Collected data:
——————
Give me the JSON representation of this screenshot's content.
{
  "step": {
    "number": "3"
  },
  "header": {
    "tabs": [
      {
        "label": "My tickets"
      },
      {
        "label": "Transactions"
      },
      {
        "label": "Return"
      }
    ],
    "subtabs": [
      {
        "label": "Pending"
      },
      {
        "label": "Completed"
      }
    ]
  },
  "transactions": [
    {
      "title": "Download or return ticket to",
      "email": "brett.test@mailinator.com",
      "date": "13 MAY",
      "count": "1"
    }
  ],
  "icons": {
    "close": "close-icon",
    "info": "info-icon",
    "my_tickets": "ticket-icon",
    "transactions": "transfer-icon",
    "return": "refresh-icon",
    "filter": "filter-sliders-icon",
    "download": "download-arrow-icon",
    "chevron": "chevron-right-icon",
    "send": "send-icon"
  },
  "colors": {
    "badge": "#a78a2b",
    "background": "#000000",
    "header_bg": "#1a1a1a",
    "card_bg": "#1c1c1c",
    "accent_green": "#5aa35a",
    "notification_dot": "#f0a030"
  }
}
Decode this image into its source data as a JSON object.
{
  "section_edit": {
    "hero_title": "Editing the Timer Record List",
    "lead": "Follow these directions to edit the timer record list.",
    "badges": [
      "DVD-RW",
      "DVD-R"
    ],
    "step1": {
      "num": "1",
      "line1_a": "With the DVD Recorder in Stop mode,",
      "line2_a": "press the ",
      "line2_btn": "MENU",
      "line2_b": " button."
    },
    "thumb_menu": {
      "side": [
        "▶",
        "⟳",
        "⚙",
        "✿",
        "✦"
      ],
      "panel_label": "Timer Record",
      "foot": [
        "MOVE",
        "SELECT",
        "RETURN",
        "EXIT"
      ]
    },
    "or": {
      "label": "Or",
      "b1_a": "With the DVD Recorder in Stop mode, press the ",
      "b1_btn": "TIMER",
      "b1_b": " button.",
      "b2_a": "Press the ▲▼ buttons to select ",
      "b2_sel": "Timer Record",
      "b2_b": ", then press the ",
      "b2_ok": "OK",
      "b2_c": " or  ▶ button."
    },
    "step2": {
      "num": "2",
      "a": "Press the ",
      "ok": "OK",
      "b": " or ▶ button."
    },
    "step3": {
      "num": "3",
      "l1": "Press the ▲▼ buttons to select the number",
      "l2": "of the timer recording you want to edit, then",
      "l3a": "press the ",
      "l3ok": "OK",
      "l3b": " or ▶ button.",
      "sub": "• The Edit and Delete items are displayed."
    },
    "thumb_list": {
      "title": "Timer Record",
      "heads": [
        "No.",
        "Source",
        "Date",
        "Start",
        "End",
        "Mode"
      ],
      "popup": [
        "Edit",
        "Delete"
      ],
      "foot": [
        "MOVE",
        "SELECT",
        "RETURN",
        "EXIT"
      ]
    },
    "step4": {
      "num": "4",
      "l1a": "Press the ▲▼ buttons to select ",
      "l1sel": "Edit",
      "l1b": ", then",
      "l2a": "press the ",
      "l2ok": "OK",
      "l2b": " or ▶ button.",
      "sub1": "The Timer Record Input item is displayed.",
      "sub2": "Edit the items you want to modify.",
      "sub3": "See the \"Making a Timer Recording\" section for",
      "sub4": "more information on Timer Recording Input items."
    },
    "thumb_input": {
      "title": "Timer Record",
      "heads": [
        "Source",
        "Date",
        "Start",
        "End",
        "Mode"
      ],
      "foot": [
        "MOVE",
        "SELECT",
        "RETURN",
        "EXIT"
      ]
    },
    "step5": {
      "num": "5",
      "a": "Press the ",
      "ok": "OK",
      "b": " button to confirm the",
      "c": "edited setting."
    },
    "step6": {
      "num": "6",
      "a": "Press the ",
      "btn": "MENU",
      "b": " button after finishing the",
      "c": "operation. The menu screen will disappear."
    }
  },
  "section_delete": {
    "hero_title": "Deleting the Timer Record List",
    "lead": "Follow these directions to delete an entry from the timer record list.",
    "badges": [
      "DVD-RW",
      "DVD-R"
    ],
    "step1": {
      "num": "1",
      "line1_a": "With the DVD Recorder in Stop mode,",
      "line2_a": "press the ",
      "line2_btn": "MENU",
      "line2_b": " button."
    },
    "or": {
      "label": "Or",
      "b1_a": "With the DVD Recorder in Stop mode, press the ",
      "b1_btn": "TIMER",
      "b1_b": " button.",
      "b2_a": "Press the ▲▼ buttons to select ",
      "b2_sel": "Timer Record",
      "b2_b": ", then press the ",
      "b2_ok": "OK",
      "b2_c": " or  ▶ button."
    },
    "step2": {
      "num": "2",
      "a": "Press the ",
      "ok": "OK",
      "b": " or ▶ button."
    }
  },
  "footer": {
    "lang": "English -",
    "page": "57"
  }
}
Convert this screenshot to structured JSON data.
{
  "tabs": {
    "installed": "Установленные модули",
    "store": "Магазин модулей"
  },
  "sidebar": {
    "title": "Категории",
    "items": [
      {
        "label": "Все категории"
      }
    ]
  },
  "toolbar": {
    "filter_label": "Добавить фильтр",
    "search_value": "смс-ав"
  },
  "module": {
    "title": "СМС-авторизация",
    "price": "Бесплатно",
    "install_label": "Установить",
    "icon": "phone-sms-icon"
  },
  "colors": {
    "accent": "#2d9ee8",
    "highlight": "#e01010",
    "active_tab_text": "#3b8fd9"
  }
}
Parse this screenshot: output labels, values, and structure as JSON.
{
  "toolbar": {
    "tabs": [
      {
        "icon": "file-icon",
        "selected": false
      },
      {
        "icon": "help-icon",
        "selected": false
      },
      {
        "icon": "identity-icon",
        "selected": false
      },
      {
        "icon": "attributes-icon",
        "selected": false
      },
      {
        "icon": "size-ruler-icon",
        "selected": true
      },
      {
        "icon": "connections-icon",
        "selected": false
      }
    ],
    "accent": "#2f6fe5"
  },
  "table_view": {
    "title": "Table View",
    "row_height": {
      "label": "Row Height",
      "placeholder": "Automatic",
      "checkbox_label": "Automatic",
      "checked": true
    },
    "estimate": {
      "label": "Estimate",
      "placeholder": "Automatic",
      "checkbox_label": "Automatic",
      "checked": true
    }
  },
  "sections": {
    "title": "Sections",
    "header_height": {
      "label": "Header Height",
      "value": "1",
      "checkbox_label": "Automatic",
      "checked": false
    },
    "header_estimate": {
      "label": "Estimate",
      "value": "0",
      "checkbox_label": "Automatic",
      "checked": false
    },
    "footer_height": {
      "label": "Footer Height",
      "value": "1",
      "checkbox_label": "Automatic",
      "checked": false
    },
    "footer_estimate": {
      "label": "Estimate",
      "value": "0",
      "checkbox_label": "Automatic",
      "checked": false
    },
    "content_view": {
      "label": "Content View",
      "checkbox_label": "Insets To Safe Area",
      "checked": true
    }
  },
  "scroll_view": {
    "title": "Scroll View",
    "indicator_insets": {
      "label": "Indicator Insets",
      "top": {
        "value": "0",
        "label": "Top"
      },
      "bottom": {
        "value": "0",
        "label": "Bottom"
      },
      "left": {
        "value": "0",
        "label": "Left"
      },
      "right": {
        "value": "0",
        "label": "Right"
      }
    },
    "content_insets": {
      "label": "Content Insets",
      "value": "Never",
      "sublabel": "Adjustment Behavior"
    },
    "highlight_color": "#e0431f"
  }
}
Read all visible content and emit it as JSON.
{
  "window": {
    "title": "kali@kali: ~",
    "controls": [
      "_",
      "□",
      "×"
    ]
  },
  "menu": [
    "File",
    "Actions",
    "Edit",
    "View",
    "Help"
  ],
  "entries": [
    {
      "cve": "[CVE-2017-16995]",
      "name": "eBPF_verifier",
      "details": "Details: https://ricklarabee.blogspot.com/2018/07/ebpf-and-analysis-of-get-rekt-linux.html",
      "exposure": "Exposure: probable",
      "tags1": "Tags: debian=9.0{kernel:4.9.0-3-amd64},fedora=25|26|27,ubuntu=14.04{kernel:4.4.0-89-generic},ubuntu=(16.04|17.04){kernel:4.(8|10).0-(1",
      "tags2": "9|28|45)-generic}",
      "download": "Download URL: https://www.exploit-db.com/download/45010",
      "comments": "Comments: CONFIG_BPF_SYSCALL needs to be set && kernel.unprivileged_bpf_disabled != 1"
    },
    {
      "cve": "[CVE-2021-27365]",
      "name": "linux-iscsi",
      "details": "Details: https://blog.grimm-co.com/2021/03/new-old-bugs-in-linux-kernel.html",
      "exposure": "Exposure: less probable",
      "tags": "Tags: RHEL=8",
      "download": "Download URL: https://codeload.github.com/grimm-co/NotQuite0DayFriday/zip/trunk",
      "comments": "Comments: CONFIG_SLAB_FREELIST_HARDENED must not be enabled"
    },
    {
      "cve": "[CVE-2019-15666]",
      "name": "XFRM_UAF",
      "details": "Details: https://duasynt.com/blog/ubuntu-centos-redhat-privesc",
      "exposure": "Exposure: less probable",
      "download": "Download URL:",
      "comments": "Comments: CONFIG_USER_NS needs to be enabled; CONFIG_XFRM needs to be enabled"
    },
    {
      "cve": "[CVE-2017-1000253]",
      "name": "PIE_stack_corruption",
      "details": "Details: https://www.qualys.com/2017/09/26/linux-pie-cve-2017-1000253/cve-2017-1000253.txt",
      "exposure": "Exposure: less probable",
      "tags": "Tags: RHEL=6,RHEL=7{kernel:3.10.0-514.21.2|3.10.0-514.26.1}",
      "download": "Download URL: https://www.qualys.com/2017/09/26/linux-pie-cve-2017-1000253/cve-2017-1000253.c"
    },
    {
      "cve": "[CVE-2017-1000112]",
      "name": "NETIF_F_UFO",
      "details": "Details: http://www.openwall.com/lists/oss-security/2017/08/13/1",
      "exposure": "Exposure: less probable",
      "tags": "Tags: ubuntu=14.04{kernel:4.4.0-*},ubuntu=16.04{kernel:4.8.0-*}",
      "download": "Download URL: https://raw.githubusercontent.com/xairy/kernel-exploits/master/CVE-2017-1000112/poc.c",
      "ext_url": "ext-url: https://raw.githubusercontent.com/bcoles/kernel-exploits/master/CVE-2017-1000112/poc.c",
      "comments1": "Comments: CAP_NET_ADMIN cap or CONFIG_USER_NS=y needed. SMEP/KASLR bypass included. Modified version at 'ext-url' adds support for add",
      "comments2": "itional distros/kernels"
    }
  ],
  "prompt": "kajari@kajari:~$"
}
——————
■ WRITTEN REQUEST ■
Identify how many lines in the entries above include the string "items", then state that number alone.

■ SOLUTION FOR THIS EXERCISE ■
4